You are to retype all of the data exactly as it appears.
# # # # # # #
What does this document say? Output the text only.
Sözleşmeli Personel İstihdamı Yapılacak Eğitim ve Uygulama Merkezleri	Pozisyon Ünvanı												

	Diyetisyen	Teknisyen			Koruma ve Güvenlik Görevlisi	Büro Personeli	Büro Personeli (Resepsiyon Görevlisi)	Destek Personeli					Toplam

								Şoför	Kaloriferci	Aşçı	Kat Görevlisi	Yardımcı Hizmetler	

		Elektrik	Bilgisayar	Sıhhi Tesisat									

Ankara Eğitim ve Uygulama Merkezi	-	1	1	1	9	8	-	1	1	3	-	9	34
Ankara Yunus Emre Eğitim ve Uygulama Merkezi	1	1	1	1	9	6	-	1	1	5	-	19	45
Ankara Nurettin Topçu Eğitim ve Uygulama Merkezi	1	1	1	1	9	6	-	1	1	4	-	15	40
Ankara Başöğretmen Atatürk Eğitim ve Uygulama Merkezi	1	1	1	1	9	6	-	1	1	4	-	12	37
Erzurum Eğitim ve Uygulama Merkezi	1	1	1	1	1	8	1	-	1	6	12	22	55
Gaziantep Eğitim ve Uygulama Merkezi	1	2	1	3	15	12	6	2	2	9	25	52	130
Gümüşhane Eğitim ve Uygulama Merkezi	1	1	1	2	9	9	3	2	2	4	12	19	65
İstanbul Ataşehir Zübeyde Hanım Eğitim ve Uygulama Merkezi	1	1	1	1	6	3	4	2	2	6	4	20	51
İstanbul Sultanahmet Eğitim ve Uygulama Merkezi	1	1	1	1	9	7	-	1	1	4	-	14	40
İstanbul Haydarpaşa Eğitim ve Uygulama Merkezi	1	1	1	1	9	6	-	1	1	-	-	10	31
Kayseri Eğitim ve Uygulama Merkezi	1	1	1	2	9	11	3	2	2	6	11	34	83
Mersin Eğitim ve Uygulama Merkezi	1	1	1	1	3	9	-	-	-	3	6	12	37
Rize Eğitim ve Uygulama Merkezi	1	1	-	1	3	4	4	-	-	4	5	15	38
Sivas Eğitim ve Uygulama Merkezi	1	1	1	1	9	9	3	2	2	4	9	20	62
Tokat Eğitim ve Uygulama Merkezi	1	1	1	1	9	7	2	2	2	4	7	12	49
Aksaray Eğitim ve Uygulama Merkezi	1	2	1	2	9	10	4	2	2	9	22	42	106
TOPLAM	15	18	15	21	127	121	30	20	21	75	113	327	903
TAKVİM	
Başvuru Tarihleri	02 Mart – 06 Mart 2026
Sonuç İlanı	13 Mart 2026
# # # # # # #
■ Written response:
What does this document say? Output the text only.
Sözleşmeli Personel İstihdamı Yapılacak Eğitim ve Uygulama Merkezleri	Pozisyon Ünvanı												

	Diyetisyen	Teknisyen			Koruma ve Güvenlik Görevlisi	Büro Personeli	Büro Personeli (Resepsiyon Görevlisi)	Destek Personeli					Toplam

								Şoför	Kaloriferci	Aşçı	Kat Görevlisi	Yardımcı Hizmetler	

		Elektrik	Bilgisayar	Sıhhi Tesisat									

Ankara Eğitim ve Uygulama Merkezi	-	1	1	1	9	8	-	1	1	3	-	9	34
Ankara Yunus Emre Eğitim ve Uygulama Merkezi	1	1	1	1	9	6	-	1	1	5	-	19	45
Ankara Nurettin Topçu Eğitim ve Uygulama Merkezi	1	1	1	1	9	6	-	1	1	4	-	15	40
Ankara Başöğretmen Atatürk Eğitim ve Uygulama Merkezi	1	1	1	1	9	6	-	1	1	4	-	12	37
Erzurum Eğitim ve Uygulama Merkezi	1	1	1	1	1	8	1	-	1	6	12	22	55
Gaziantep Eğitim ve Uygulama Merkezi	1	2	1	3	15	12	6	2	2	9	25	52	130
Gümüşhane Eğitim ve Uygulama Merkezi	1	1	1	2	9	9	3	2	2	4	12	19	65
İstanbul Ataşehir Zübeyde Hanım Eğitim ve Uygulama Merkezi	1	1	1	1	6	3	4	2	2	6	4	20	51
İstanbul Sultanahmet Eğitim ve Uygulama Merkezi	1	1	1	1	9	7	-	1	1	4	-	14	40
İstanbul Haydarpaşa Eğitim ve Uygulama Merkezi	1	1	1	1	9	6	-	1	1	-	-	10	31
Kayseri Eğitim ve Uygulama Merkezi	1	1	1	2	9	11	3	2	2	6	11	34	83
Mersin Eğitim ve Uygulama Merkezi	1	1	1	1	3	9	-	-	-	3	6	12	37
Rize Eğitim ve Uygulama Merkezi	1	1	-	1	3	4	4	-	-	4	5	15	38
Sivas Eğitim ve Uygulama Merkezi	1	1	1	1	9	9	3	2	2	4	9	20	62
Tokat Eğitim ve Uygulama Merkezi	1	1	1	1	9	7	2	2	2	4	7	12	49
Aksaray Eğitim ve Uygulama Merkezi	1	2	1	2	9	10	4	2	2	9	22	42	106
TOPLAM	15	18	15	21	127	121	30	20	21	75	113	327	903
TAKVİM	
Başvuru Tarihleri	02 Mart – 06 Mart 2026
Sonuç İlanı	13 Mart 2026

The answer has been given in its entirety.